Task instructions:
Transcribe the listing verbatim from its first line through the line containing "watermark-text-red: 总结 <box>834", including both of those lines, and stop there.

Material for this exercise:
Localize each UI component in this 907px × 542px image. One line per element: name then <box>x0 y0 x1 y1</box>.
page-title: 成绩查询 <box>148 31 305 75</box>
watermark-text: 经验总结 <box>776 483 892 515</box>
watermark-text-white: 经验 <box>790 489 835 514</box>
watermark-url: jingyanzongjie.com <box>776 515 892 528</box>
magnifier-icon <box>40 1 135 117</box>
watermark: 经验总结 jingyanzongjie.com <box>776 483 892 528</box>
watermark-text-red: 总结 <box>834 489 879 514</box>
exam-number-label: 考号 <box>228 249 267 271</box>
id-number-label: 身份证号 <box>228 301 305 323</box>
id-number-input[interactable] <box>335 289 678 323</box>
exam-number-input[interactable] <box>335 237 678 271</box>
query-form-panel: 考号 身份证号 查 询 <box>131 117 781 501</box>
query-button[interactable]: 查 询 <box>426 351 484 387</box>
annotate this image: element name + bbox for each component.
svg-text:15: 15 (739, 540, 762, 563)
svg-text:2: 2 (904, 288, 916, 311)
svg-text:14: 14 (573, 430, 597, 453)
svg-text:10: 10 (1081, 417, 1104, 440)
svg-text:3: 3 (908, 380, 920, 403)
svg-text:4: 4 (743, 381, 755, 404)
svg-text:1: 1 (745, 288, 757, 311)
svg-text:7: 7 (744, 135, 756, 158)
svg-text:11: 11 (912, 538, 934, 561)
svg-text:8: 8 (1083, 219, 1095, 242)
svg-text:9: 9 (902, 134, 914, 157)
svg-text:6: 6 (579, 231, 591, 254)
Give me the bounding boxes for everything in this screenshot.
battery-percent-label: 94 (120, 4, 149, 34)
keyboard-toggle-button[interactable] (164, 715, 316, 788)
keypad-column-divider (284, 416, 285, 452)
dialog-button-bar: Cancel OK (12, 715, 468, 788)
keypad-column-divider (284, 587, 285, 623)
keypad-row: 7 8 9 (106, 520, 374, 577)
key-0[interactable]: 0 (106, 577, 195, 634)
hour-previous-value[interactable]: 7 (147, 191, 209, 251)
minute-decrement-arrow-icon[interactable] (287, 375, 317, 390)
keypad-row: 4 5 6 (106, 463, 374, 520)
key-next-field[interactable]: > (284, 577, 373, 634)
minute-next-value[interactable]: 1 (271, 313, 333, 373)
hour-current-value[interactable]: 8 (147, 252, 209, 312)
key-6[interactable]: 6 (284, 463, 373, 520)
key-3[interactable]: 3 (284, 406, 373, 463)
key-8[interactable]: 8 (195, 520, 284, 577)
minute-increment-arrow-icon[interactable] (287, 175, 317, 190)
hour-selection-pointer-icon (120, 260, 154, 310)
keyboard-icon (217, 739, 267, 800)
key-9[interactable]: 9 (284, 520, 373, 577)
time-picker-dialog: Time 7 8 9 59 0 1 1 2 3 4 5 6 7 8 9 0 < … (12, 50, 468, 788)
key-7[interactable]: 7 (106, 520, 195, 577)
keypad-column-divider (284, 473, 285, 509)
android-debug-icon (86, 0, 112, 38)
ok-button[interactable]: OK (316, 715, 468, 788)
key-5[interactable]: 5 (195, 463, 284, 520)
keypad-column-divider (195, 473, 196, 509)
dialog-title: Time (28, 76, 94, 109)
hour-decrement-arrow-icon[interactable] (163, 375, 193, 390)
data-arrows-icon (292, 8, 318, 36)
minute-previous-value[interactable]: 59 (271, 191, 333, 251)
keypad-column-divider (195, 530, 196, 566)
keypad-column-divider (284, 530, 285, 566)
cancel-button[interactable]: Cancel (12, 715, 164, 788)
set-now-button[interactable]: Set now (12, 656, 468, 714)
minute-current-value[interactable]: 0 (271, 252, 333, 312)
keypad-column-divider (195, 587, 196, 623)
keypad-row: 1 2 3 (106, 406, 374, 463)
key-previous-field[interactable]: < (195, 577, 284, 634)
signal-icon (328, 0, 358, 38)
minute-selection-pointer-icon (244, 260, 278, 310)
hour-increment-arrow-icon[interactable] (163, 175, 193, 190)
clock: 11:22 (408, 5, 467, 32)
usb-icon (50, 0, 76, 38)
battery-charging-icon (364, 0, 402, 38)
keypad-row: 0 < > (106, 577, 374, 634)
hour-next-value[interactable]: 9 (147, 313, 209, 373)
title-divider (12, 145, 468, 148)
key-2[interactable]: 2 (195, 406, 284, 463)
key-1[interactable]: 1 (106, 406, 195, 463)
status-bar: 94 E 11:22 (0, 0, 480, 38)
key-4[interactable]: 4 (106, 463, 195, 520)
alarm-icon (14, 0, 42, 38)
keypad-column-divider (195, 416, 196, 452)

Response to this exercise:
Localize each UI component in this 907px × 542px image. One line per element: name then <box>x0 y0 x1 y1</box>.
page-title: 成绩查询 <box>148 31 305 75</box>
watermark-text: 经验总结 <box>776 483 892 515</box>
watermark-text-white: 经验 <box>790 489 835 514</box>
watermark-url: jingyanzongjie.com <box>776 515 892 528</box>
magnifier-icon <box>40 1 135 117</box>
watermark: 经验总结 jingyanzongjie.com <box>776 483 892 528</box>
watermark-text-red: 总结 <box>834 489 879 514</box>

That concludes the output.